_WORK TO BE COMPLETED_
Every line with the string "title" in it belongs in your answer, so copy them all from the data.
[Start of Attachment]
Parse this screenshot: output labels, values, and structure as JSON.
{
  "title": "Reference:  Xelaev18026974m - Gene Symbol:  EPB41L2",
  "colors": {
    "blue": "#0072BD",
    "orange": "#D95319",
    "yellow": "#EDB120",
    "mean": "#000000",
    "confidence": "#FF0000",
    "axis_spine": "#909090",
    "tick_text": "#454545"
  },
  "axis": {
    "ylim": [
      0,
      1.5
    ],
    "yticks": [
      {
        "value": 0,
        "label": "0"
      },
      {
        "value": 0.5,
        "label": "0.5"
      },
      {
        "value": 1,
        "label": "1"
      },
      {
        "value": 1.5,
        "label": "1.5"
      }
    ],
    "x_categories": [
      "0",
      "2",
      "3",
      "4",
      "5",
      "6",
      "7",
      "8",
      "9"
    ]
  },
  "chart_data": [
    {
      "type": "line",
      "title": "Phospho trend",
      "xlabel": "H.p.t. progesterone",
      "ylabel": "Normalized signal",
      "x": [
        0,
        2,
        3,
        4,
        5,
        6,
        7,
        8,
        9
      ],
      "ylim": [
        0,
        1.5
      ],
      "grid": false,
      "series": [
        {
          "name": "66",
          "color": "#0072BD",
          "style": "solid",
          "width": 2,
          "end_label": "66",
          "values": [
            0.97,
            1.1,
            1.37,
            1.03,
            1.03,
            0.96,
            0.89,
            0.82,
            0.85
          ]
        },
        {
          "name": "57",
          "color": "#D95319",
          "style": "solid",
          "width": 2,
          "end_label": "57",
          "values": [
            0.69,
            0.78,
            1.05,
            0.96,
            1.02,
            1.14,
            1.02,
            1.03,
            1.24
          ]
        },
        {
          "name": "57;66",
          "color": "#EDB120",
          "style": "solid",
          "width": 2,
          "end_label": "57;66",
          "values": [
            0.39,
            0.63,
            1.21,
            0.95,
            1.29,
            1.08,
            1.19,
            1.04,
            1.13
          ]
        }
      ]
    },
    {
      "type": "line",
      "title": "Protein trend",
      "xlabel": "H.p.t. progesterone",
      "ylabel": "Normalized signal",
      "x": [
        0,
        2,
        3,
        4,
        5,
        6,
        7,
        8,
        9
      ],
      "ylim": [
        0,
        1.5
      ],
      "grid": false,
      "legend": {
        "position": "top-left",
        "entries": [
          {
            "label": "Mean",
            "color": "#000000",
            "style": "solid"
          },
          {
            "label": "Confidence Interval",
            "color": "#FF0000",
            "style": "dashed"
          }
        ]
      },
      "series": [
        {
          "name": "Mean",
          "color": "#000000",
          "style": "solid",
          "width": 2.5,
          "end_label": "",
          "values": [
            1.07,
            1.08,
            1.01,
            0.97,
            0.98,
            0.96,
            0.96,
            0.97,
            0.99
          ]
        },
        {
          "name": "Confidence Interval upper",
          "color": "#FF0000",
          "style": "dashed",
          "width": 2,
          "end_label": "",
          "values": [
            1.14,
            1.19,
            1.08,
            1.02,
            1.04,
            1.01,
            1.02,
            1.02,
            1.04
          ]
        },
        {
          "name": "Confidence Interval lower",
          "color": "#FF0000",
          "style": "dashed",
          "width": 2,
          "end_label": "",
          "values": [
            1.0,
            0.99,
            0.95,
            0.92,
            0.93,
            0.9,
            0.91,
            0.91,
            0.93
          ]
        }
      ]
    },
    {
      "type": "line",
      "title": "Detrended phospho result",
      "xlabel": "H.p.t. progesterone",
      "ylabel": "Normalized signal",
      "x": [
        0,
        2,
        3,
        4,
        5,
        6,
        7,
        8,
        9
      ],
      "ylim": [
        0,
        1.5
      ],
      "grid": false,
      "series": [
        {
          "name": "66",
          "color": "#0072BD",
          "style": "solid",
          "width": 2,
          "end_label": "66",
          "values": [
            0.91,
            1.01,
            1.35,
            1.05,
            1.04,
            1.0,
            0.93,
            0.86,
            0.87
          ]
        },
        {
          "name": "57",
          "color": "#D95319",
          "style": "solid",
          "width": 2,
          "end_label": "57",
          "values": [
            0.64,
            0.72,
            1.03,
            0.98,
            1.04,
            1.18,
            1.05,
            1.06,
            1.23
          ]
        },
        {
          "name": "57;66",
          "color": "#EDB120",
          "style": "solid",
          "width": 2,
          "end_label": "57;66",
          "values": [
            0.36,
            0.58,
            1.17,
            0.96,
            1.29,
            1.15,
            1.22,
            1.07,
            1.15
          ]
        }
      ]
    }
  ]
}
[End of Attachment]
_COMPLETED EXERCISE_
  "title": "Reference:  Xelaev18026974m - Gene Symbol:  EPB41L2",
      "title": "Phospho trend",
      "title": "Protein trend",
      "title": "Detrended phospho result",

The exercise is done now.